======== Stored data ========

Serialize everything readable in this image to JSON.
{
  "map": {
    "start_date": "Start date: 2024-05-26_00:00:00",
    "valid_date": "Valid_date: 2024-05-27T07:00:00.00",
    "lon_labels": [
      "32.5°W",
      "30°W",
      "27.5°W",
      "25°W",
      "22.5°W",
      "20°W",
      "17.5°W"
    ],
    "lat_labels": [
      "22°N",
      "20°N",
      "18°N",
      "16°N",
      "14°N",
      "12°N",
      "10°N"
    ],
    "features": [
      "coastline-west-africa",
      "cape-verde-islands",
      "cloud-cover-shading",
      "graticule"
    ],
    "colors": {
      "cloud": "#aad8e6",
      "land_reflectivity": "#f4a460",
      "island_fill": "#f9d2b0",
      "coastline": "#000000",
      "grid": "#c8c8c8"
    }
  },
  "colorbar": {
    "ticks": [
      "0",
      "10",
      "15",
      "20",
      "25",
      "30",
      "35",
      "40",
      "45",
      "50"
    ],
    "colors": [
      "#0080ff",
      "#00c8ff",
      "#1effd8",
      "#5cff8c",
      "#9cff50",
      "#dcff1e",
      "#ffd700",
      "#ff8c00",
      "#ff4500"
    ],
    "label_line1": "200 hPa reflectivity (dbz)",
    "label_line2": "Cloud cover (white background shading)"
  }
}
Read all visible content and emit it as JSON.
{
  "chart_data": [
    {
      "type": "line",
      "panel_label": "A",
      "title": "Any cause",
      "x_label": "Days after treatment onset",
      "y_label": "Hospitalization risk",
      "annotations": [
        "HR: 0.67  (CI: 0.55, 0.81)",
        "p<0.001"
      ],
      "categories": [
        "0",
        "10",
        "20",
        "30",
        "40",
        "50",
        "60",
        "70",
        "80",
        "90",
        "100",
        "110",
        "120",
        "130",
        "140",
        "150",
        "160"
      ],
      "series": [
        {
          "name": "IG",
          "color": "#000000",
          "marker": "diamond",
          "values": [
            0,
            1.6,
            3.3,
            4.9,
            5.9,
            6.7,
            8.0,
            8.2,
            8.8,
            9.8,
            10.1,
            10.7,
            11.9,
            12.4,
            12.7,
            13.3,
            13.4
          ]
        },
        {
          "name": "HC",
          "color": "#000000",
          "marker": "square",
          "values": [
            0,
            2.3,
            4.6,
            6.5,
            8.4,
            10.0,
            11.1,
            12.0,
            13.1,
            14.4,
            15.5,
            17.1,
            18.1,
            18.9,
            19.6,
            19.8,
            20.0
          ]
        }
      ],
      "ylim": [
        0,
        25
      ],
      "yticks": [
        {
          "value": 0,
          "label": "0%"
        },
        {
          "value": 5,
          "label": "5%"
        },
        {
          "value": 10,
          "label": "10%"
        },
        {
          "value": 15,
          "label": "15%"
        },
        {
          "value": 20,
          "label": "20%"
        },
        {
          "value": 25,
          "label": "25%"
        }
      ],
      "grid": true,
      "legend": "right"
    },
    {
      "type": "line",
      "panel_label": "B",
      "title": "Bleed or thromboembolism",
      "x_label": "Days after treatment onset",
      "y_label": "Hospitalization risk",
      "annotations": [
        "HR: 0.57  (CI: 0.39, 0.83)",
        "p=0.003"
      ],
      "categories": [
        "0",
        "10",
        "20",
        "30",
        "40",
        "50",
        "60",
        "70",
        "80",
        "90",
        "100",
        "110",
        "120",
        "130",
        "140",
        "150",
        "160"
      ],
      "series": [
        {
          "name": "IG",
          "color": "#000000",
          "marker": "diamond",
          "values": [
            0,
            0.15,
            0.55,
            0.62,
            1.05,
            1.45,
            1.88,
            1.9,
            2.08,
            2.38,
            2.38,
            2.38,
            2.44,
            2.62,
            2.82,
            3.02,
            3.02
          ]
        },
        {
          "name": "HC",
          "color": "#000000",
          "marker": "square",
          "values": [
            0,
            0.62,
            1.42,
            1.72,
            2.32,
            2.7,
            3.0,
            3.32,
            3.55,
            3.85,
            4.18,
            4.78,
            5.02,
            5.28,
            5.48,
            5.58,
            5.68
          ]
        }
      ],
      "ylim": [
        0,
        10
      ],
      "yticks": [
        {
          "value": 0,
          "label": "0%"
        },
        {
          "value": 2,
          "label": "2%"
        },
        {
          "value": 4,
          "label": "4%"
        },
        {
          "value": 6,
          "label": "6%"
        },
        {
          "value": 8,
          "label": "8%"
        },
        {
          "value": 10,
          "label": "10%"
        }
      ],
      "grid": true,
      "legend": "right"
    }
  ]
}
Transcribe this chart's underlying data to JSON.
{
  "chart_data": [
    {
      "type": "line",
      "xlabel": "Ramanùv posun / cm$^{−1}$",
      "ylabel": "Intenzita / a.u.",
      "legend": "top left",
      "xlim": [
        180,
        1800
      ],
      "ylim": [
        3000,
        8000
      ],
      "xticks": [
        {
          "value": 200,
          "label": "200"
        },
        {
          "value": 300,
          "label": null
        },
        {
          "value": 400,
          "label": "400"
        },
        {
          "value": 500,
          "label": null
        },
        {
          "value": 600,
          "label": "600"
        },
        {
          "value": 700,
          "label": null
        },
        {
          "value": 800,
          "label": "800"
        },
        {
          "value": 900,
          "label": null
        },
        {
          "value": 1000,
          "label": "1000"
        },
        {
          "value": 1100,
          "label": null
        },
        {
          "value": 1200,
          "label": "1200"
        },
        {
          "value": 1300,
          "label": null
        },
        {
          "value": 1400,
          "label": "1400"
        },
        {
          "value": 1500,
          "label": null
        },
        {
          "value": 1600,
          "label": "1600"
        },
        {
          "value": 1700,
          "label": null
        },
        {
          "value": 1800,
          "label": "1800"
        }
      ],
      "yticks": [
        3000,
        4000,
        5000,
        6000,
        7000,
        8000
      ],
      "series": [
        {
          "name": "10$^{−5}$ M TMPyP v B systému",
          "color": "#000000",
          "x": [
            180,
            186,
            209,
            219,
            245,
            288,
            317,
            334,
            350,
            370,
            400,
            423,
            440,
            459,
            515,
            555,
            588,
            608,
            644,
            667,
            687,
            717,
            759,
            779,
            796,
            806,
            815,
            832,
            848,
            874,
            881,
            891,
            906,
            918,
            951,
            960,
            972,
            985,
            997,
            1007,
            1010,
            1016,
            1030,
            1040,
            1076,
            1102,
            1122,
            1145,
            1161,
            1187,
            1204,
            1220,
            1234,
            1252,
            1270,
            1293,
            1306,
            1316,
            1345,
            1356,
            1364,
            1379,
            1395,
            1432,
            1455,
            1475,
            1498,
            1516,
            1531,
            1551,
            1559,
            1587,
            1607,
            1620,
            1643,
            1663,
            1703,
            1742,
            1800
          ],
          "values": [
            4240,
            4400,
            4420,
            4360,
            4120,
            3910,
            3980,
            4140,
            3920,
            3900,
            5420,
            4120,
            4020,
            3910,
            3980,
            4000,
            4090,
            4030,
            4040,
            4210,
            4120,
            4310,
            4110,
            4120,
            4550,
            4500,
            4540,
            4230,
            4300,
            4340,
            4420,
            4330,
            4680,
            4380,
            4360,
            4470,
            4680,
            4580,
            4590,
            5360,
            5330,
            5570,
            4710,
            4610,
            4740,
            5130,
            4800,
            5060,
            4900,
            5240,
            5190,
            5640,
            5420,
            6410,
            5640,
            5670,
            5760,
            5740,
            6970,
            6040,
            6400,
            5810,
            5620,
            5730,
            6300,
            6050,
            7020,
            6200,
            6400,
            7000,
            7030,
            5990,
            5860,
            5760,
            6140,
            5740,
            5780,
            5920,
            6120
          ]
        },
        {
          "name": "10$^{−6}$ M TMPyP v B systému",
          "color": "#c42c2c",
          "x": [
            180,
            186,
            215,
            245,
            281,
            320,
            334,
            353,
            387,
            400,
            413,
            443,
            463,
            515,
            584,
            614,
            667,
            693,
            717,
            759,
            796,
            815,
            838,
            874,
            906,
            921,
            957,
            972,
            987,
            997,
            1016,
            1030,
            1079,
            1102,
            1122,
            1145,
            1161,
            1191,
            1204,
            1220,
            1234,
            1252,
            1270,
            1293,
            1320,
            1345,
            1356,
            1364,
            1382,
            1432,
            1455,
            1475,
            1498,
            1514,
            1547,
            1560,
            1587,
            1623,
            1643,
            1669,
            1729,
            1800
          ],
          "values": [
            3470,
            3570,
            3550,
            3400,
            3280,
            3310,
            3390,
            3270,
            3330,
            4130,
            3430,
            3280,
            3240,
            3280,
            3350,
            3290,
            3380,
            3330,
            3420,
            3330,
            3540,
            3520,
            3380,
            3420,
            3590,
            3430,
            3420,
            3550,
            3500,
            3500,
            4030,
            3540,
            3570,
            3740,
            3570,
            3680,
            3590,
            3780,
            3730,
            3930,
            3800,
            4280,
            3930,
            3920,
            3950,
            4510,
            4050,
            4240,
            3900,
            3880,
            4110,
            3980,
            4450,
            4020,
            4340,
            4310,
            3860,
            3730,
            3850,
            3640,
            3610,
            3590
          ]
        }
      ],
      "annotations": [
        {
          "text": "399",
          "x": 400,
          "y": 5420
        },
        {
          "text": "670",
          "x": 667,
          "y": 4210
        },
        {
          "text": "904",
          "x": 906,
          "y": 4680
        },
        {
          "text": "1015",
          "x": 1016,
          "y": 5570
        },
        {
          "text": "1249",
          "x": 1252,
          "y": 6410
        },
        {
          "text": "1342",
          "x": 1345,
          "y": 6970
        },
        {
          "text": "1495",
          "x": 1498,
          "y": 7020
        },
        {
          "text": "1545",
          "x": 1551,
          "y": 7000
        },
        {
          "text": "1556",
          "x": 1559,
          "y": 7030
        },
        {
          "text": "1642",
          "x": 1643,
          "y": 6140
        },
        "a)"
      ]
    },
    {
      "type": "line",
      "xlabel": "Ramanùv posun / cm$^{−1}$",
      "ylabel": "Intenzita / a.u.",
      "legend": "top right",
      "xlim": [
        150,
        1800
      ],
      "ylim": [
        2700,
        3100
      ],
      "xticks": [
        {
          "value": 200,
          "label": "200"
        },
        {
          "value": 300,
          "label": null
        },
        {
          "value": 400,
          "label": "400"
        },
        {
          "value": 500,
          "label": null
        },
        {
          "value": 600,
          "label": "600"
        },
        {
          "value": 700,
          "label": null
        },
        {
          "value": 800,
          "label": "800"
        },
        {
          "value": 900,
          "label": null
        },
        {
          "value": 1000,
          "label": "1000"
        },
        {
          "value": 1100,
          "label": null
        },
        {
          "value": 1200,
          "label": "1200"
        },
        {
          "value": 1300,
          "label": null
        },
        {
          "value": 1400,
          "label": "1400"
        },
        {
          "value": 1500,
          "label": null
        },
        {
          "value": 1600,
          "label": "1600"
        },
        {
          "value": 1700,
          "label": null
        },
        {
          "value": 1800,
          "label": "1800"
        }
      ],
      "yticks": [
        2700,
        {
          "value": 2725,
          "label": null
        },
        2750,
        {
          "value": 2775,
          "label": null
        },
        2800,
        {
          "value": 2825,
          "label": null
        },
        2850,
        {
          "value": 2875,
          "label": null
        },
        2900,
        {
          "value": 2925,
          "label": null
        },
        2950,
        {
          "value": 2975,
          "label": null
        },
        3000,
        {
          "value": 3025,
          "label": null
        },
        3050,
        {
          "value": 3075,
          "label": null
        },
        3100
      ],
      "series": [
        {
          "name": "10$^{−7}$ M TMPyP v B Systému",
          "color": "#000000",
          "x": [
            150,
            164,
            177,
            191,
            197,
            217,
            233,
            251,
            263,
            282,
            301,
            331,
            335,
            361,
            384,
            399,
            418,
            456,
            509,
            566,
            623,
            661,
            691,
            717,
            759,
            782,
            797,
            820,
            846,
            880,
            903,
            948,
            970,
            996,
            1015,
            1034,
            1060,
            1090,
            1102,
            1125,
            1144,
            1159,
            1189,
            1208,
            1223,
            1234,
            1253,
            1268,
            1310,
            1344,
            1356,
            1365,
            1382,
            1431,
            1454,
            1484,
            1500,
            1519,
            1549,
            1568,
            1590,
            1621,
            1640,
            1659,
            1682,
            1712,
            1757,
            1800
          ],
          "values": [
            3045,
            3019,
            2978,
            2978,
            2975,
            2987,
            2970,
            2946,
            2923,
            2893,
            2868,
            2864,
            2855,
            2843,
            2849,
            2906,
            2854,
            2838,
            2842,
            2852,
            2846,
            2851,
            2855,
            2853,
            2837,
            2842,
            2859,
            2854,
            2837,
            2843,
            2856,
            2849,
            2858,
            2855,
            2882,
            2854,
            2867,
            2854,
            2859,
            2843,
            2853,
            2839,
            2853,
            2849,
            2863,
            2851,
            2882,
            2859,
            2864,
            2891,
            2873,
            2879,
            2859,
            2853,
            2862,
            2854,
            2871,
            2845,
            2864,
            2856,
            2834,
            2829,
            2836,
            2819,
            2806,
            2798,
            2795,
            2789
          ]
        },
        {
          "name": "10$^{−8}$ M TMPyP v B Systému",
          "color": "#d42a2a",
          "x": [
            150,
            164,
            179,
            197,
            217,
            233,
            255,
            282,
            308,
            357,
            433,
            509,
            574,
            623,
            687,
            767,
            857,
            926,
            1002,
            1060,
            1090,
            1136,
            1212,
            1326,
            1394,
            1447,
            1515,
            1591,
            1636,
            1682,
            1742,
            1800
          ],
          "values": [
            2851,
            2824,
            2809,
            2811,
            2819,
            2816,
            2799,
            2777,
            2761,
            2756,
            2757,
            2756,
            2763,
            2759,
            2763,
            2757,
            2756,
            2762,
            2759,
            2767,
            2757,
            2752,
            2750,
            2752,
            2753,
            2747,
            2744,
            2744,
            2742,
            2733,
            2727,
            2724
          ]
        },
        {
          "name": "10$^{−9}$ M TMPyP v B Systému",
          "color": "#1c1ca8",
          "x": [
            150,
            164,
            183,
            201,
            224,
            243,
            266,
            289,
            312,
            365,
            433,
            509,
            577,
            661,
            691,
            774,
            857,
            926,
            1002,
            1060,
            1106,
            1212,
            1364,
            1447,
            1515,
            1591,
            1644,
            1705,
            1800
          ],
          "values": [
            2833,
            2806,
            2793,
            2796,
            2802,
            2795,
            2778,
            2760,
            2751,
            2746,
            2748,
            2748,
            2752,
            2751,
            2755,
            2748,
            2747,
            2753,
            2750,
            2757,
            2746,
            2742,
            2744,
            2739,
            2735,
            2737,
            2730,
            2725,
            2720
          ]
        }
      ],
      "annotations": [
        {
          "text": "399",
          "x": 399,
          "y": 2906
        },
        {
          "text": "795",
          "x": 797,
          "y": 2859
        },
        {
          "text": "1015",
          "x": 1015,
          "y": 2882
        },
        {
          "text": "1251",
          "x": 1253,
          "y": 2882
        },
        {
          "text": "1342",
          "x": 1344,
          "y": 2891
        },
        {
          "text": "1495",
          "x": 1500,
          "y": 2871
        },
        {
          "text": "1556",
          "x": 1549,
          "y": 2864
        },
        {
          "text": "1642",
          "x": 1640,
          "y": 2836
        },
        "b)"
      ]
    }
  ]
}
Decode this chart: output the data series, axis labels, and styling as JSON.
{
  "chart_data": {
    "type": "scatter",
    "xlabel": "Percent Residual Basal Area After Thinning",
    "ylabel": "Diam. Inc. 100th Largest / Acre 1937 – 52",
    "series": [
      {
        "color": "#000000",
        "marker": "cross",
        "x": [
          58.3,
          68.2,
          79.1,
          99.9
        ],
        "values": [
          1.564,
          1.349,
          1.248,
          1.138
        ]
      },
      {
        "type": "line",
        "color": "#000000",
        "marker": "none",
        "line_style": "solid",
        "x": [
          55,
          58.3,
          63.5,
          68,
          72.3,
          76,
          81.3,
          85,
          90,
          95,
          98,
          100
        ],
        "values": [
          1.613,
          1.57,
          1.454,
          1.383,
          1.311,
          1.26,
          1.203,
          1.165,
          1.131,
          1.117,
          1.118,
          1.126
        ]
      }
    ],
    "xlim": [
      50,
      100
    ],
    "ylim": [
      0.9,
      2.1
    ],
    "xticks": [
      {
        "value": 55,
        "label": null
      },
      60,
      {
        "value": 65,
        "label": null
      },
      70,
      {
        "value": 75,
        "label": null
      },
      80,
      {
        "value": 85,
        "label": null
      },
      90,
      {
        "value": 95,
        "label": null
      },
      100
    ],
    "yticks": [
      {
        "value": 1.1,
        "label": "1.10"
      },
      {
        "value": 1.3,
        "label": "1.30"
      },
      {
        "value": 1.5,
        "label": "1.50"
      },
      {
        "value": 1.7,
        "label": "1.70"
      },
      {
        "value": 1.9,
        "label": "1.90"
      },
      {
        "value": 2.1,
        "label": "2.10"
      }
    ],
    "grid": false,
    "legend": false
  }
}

========

Brief: Find how many lines include the string "grid" and report that number alone.

Full solution: 4